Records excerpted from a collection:

· · · ·

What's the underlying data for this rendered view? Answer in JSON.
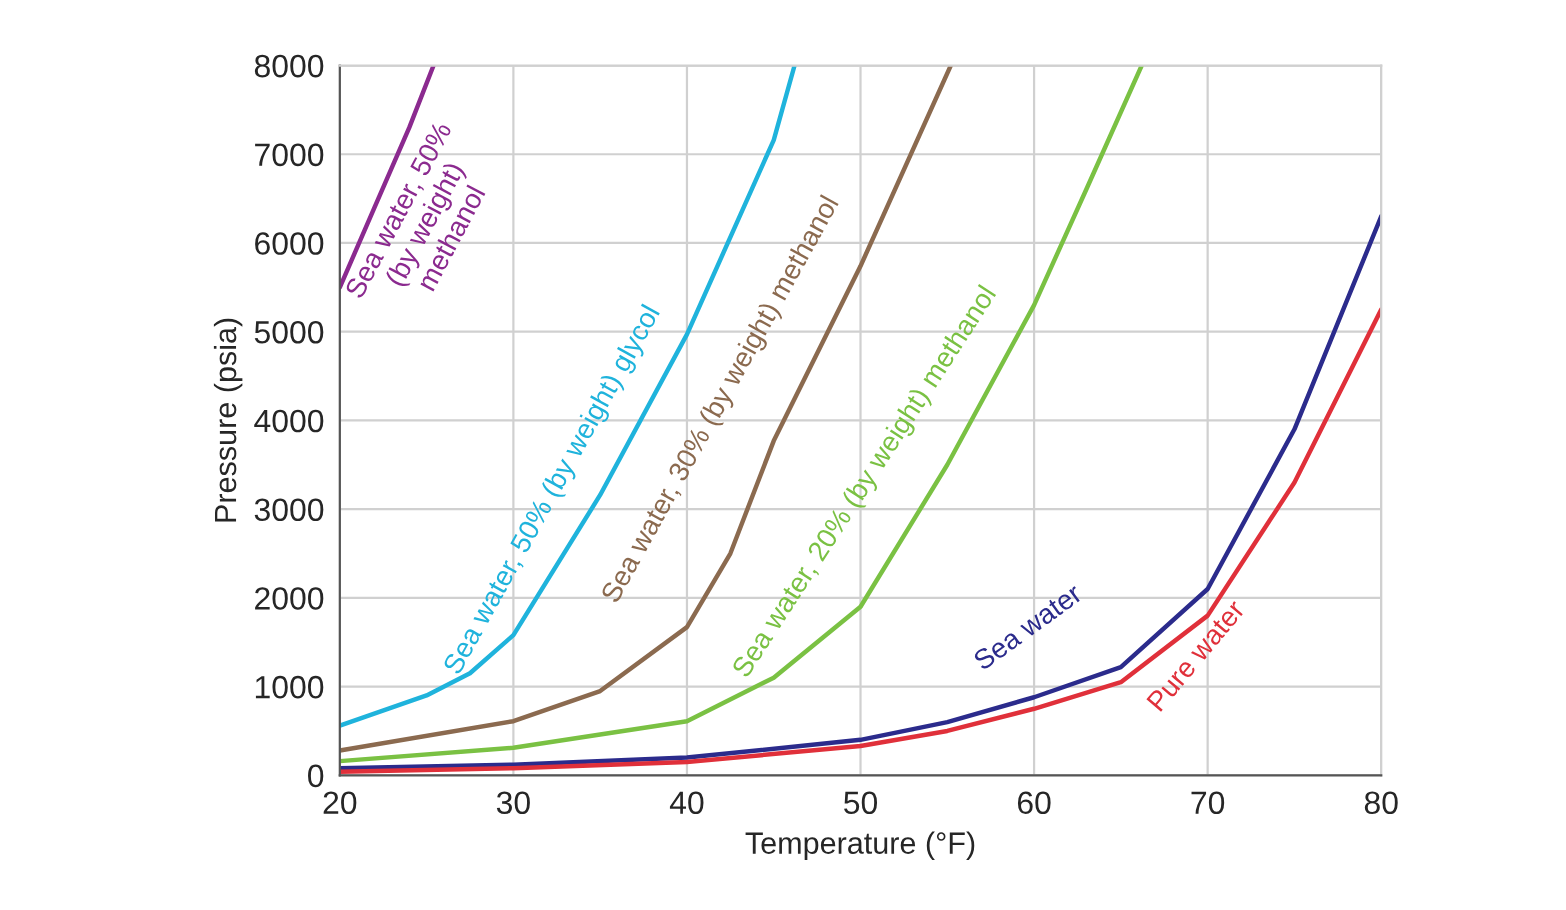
{
  "chart_data": {
    "type": "line",
    "xlabel": "Temperature (°F)",
    "ylabel": "Pressure (psia)",
    "xlim": [
      20,
      80
    ],
    "xticks": [
      20,
      30,
      40,
      50,
      60,
      70,
      80
    ],
    "ylim": [
      0,
      8000
    ],
    "yticks": [
      0,
      1000,
      2000,
      3000,
      4000,
      5000,
      6000,
      7000,
      8000
    ],
    "grid": true,
    "legend": false,
    "series": [
      {
        "name": "Sea water, 50%\n(by weight)\nmethanol",
        "color": "#8b2a8f",
        "x": [
          20,
          22,
          24,
          25.4
        ],
        "values": [
          5500,
          6400,
          7300,
          8000
        ]
      },
      {
        "name": "Sea water, 50% (by weight) glycol",
        "color": "#1fb3dc",
        "x": [
          20,
          25,
          27.5,
          30,
          35,
          40,
          45,
          46.2
        ],
        "values": [
          560,
          900,
          1150,
          1580,
          3160,
          4970,
          7160,
          8000
        ]
      },
      {
        "name": "Sea water, 30% (by weight) methanol",
        "color": "#8b6a4f",
        "x": [
          20,
          30,
          35,
          40,
          42.5,
          45,
          50,
          55.2
        ],
        "values": [
          280,
          610,
          950,
          1670,
          2500,
          3770,
          5740,
          8000
        ]
      },
      {
        "name": "Sea water, 20% (by weight) methanol",
        "color": "#7ac143",
        "x": [
          20,
          30,
          40,
          45,
          50,
          55,
          60,
          63,
          66.2
        ],
        "values": [
          160,
          310,
          610,
          1100,
          1900,
          3500,
          5300,
          6600,
          8000
        ]
      },
      {
        "name": "Sea water",
        "color": "#2b2b8c",
        "x": [
          20,
          30,
          40,
          50,
          55,
          60,
          65,
          70,
          75,
          80
        ],
        "values": [
          80,
          120,
          200,
          400,
          600,
          880,
          1220,
          2100,
          3900,
          6300
        ]
      },
      {
        "name": "Pure water",
        "color": "#e0303a",
        "x": [
          20,
          30,
          40,
          50,
          55,
          60,
          65,
          70,
          75,
          80
        ],
        "values": [
          40,
          80,
          150,
          330,
          500,
          750,
          1050,
          1800,
          3300,
          5250
        ]
      }
    ]
  }
}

· · · ·

Point out every line holding the string "water" and copy it.

        "name": "Sea water, 50%\n(by weight)\nmethanol",
        "name": "Sea water, 50% (by weight) glycol",
        "name": "Sea water, 30% (by weight) methanol",
        "name": "Sea water, 20% (by weight) methanol",
        "name": "Sea water",
        "name": "Pure water",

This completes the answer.